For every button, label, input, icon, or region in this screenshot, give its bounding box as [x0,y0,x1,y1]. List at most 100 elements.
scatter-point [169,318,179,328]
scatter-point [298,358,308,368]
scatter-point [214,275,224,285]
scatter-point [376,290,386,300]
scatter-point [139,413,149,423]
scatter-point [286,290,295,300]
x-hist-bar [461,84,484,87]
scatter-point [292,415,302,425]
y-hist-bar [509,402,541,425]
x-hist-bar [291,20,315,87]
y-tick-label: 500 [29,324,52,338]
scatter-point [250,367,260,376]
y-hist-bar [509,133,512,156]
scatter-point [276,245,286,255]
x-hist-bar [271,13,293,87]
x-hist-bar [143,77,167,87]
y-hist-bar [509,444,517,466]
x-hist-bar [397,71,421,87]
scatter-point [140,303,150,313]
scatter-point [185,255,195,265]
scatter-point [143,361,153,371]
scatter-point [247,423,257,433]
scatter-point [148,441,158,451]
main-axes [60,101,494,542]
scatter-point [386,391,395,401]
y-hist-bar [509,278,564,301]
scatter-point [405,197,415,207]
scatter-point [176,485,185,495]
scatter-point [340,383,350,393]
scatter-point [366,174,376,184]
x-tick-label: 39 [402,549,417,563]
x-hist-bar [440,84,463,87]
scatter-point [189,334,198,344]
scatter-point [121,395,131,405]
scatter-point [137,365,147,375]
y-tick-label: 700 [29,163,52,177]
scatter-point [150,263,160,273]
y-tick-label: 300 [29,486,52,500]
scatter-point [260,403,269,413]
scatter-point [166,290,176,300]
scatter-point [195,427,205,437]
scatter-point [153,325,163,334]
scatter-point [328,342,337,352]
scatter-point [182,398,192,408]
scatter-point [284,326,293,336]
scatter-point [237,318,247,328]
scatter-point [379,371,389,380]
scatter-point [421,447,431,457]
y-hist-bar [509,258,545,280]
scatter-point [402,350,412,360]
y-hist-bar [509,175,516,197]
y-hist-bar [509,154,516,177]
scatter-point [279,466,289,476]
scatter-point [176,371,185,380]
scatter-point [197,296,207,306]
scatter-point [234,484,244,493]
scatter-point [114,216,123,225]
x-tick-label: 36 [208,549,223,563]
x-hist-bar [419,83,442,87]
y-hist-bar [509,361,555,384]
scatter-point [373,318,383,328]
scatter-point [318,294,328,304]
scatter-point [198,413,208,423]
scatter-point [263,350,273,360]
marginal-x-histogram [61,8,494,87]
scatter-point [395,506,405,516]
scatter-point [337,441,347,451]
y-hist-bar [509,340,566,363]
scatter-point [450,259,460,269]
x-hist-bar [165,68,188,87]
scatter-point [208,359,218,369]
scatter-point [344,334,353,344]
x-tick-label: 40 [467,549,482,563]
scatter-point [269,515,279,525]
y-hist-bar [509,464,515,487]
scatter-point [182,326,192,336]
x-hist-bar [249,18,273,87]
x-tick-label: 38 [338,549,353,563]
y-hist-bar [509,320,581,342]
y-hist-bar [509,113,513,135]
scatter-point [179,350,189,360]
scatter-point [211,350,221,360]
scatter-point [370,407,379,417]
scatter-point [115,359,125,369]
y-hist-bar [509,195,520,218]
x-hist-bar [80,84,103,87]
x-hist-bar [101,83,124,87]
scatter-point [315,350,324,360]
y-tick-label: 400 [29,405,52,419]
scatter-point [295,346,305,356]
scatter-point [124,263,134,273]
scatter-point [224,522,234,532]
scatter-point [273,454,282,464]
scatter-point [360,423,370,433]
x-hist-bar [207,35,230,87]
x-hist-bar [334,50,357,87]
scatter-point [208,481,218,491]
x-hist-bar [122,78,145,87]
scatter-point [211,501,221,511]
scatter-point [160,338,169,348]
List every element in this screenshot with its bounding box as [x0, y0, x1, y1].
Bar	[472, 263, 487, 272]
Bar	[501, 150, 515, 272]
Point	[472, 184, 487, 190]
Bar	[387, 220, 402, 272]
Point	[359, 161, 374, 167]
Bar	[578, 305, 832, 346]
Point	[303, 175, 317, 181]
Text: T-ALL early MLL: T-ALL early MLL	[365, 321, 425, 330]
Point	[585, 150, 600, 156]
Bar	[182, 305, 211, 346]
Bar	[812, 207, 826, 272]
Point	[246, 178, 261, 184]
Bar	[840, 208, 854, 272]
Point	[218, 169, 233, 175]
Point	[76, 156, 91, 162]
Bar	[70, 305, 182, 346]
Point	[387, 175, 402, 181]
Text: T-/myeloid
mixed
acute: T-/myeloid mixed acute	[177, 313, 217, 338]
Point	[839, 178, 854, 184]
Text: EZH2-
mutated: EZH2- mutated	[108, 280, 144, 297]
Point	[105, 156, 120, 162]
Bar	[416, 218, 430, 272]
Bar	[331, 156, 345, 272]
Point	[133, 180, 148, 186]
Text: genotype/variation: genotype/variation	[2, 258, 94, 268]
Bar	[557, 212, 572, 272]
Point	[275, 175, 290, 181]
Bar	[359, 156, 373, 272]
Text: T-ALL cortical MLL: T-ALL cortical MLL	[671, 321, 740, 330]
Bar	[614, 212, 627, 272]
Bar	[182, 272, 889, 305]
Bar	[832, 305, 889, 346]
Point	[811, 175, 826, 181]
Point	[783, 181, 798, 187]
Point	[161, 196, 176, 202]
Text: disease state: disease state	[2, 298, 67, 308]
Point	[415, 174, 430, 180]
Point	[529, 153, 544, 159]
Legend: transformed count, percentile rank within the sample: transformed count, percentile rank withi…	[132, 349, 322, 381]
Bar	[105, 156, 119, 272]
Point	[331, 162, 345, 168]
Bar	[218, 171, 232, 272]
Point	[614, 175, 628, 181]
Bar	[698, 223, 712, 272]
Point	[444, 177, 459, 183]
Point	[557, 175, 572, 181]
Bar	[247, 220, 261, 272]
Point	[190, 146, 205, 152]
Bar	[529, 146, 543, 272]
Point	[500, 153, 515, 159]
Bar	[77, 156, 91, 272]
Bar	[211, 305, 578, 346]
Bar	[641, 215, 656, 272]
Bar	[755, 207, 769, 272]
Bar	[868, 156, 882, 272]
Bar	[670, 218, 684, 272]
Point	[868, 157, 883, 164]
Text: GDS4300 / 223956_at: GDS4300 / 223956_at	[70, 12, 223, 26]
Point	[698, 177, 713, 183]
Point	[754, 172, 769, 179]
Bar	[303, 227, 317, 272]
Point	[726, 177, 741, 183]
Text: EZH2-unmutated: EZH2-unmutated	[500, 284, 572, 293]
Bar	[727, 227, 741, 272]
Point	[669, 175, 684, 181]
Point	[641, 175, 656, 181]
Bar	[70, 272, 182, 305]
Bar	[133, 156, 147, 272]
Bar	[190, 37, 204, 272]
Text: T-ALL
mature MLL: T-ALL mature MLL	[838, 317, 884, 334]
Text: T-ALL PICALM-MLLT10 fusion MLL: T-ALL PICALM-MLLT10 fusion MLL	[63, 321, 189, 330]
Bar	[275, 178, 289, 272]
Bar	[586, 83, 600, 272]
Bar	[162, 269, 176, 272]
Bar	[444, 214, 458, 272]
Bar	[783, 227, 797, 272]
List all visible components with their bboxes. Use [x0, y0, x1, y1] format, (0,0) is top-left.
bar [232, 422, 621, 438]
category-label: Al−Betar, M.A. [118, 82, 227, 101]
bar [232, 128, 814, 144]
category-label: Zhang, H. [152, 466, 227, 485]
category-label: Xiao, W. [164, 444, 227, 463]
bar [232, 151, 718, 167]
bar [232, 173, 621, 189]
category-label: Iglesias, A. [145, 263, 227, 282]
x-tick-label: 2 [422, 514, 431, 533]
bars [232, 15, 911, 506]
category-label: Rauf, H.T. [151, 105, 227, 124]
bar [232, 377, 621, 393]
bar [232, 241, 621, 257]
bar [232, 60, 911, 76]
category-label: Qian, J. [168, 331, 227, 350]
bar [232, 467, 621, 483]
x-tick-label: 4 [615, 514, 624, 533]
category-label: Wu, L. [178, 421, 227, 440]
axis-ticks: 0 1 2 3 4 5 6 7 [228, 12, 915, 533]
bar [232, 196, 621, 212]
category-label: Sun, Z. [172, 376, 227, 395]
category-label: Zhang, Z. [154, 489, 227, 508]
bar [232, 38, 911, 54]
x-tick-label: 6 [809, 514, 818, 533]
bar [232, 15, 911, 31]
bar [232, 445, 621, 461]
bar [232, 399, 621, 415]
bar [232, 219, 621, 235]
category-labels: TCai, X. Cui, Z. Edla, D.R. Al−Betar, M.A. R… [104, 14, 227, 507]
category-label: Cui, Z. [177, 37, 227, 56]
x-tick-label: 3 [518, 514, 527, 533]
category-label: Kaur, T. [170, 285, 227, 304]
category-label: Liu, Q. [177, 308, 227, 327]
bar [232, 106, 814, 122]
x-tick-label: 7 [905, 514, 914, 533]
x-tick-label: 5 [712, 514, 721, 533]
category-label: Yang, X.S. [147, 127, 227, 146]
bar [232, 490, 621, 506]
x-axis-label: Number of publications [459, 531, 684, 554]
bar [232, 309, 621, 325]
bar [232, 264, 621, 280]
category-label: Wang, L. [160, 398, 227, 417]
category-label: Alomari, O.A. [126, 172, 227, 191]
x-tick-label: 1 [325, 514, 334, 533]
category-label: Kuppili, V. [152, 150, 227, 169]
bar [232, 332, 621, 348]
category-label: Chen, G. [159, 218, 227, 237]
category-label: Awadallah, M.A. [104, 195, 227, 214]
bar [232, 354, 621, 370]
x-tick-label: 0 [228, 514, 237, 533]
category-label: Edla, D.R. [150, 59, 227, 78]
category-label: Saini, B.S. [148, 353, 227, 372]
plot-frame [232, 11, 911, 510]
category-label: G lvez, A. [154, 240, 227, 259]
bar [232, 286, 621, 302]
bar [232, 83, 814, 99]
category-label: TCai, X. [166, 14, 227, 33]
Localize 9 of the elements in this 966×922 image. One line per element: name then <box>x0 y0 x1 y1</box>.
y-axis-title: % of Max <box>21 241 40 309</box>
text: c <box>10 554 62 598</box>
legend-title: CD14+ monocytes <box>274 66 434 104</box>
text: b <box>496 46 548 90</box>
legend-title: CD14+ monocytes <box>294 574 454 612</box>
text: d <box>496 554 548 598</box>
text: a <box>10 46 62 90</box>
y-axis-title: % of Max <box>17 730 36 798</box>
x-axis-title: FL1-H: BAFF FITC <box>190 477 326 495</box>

**TASK**
Please lay out the lines of the records as a numbered list, starting at the first line of the records and ending at the line that contains "scatter-point [286,290,295,300]", with both of those lines included and blank lines left out.

**EXERCISE RESPONSE**
1. For every button, label, input, icon, or region in this screenshot, give its bounding box as [x0,y0,x1,y1]. List at most 100 elements.
2. scatter-point [169,318,179,328]
3. scatter-point [298,358,308,368]
4. scatter-point [214,275,224,285]
5. scatter-point [376,290,386,300]
6. scatter-point [139,413,149,423]
7. scatter-point [286,290,295,300]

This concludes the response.